• **What you should do**
Restate the data word for word and leave the images out.
---------- Task material ----------
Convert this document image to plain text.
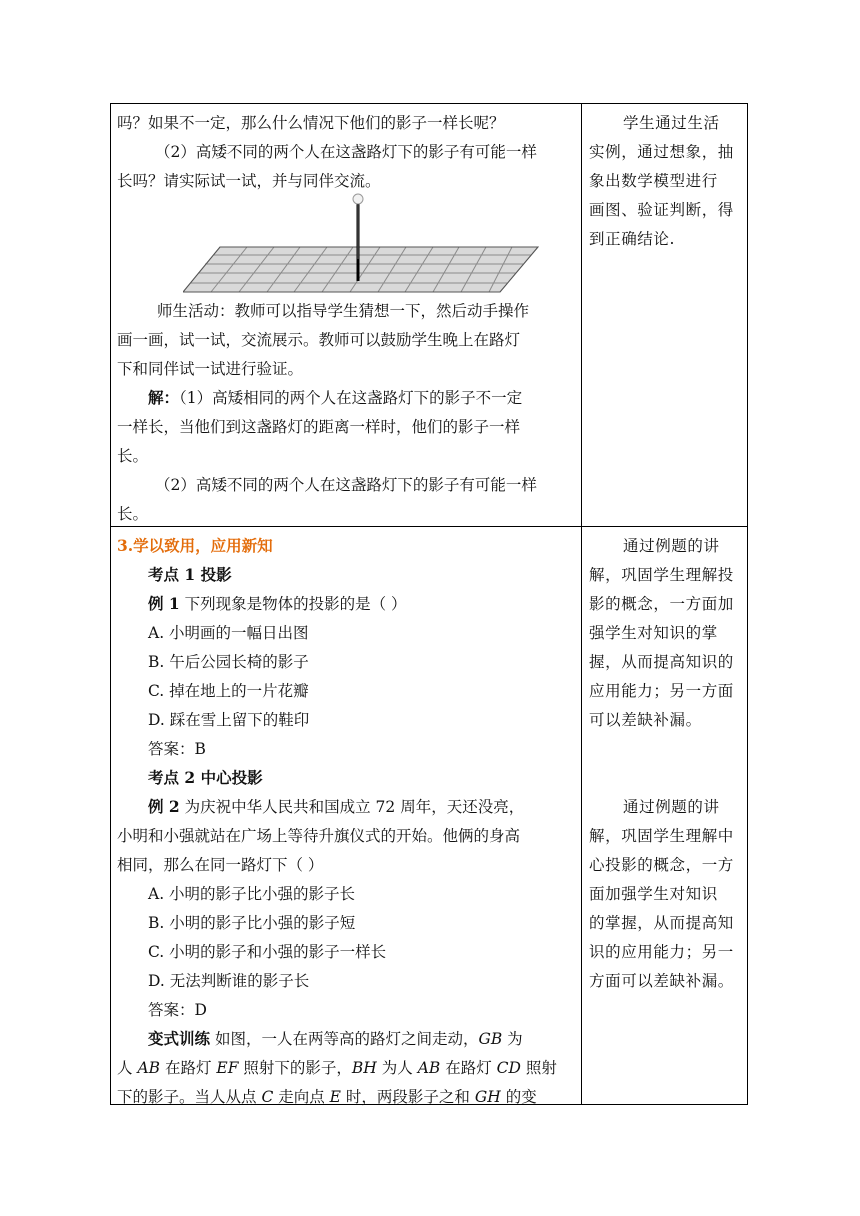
吗？如果不一定，那么什么情况下他们的影子一样长呢？
（2）高矮不同的两个人在这盏路灯下的影子有可能一样
长吗？请实际试一试，并与同伴交流。
师生活动：教师可以指导学生猜想一下，然后动手操作
画一画，试一试，交流展示。教师可以鼓励学生晚上在路灯
下和同伴试一试进行验证。
解：（1）高矮相同的两个人在这盏路灯下的影子不一定
一样长，当他们到这盏路灯的距离一样时，他们的影子一样
长。
（2）高矮不同的两个人在这盏路灯下的影子有可能一样
长。
学生通过生活
实例，通过想象，抽
象出数学模型进行
画图、验证判断，得
到正确结论.
3.学以致用，应用新知
考点 1 投影
例 1 下列现象是物体的投影的是（ ）
A. 小明画的一幅日出图
B. 午后公园长椅的影子
C. 掉在地上的一片花瓣
D. 踩在雪上留下的鞋印
答案：B
考点 2 中心投影
例 2 为庆祝中华人民共和国成立 72 周年，天还没亮，
小明和小强就站在广场上等待升旗仪式的开始。他俩的身高
相同，那么在同一路灯下（ ）
A. 小明的影子比小强的影子长
B. 小明的影子比小强的影子短
C. 小明的影子和小强的影子一样长
D. 无法判断谁的影子长
答案：D
变式训练 如图，一人在两等高的路灯之间走动，GB 为
人 AB 在路灯 EF 照射下的影子，BH 为人 AB 在路灯 CD 照射
下的影子。当人从点 C 走向点 E 时，两段影子之和 GH 的变
通过例题的讲
解，巩固学生理解投
影的概念，一方面加
强学生对知识的掌
握，从而提高知识的
应用能力；另一方面
可以差缺补漏。
通过例题的讲
解，巩固学生理解中
心投影的概念，一方
面加强学生对知识
的掌握，从而提高知
识的应用能力；另一
方面可以差缺补漏。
----------
• **Problem solution**
Convert this document image to plain text.
吗？如果不一定，那么什么情况下他们的影子一样长呢？
（2）高矮不同的两个人在这盏路灯下的影子有可能一样
长吗？请实际试一试，并与同伴交流。
师生活动：教师可以指导学生猜想一下，然后动手操作
画一画，试一试，交流展示。教师可以鼓励学生晚上在路灯
下和同伴试一试进行验证。
解：（1）高矮相同的两个人在这盏路灯下的影子不一定
一样长，当他们到这盏路灯的距离一样时，他们的影子一样
长。
（2）高矮不同的两个人在这盏路灯下的影子有可能一样
长。
学生通过生活
实例，通过想象，抽
象出数学模型进行
画图、验证判断，得
到正确结论.
3.学以致用，应用新知
考点 1 投影
例 1 下列现象是物体的投影的是（ ）
A. 小明画的一幅日出图
B. 午后公园长椅的影子
C. 掉在地上的一片花瓣
D. 踩在雪上留下的鞋印
答案：B
考点 2 中心投影
例 2 为庆祝中华人民共和国成立 72 周年，天还没亮，
小明和小强就站在广场上等待升旗仪式的开始。他俩的身高
相同，那么在同一路灯下（ ）
A. 小明的影子比小强的影子长
B. 小明的影子比小强的影子短
C. 小明的影子和小强的影子一样长
D. 无法判断谁的影子长
答案：D
变式训练 如图，一人在两等高的路灯之间走动，GB 为
人 AB 在路灯 EF 照射下的影子，BH 为人 AB 在路灯 CD 照射
下的影子。当人从点 C 走向点 E 时，两段影子之和 GH 的变
通过例题的讲
解，巩固学生理解投
影的概念，一方面加
强学生对知识的掌
握，从而提高知识的
应用能力；另一方面
可以差缺补漏。
通过例题的讲
解，巩固学生理解中
心投影的概念，一方
面加强学生对知识
的掌握，从而提高知
识的应用能力；另一
方面可以差缺补漏。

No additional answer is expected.